··· Extracted entries

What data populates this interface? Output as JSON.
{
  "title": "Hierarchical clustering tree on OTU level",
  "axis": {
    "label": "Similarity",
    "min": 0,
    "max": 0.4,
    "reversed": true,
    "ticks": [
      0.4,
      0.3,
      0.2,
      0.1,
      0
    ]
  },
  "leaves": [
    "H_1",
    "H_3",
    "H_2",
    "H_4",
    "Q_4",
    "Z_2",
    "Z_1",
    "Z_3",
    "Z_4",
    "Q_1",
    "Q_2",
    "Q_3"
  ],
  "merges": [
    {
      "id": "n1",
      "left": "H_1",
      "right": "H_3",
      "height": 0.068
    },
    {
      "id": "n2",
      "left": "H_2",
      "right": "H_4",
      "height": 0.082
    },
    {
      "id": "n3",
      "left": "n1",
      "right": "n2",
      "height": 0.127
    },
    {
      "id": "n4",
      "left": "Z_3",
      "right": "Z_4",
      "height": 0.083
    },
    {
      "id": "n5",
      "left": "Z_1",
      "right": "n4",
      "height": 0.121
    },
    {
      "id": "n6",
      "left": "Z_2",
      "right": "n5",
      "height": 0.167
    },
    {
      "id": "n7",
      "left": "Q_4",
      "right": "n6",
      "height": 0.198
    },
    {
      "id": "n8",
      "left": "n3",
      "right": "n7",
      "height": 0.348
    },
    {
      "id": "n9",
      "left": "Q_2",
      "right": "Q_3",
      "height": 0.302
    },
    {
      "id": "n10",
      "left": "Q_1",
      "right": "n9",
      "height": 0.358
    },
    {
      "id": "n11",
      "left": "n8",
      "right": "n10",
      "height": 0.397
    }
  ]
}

······

**Your goal:**
Retype the whole listing above exactly.

**Answer to the exercise:**
What data populates this interface? Output as JSON.
{
  "title": "Hierarchical clustering tree on OTU level",
  "axis": {
    "label": "Similarity",
    "min": 0,
    "max": 0.4,
    "reversed": true,
    "ticks": [
      0.4,
      0.3,
      0.2,
      0.1,
      0
    ]
  },
  "leaves": [
    "H_1",
    "H_3",
    "H_2",
    "H_4",
    "Q_4",
    "Z_2",
    "Z_1",
    "Z_3",
    "Z_4",
    "Q_1",
    "Q_2",
    "Q_3"
  ],
  "merges": [
    {
      "id": "n1",
      "left": "H_1",
      "right": "H_3",
      "height": 0.068
    },
    {
      "id": "n2",
      "left": "H_2",
      "right": "H_4",
      "height": 0.082
    },
    {
      "id": "n3",
      "left": "n1",
      "right": "n2",
      "height": 0.127
    },
    {
      "id": "n4",
      "left": "Z_3",
      "right": "Z_4",
      "height": 0.083
    },
    {
      "id": "n5",
      "left": "Z_1",
      "right": "n4",
      "height": 0.121
    },
    {
      "id": "n6",
      "left": "Z_2",
      "right": "n5",
      "height": 0.167
    },
    {
      "id": "n7",
      "left": "Q_4",
      "right": "n6",
      "height": 0.198
    },
    {
      "id": "n8",
      "left": "n3",
      "right": "n7",
      "height": 0.348
    },
    {
      "id": "n9",
      "left": "Q_2",
      "right": "Q_3",
      "height": 0.302
    },
    {
      "id": "n10",
      "left": "Q_1",
      "right": "n9",
      "height": 0.358
    },
    {
      "id": "n11",
      "left": "n8",
      "right": "n10",
      "height": 0.397
    }
  ]
}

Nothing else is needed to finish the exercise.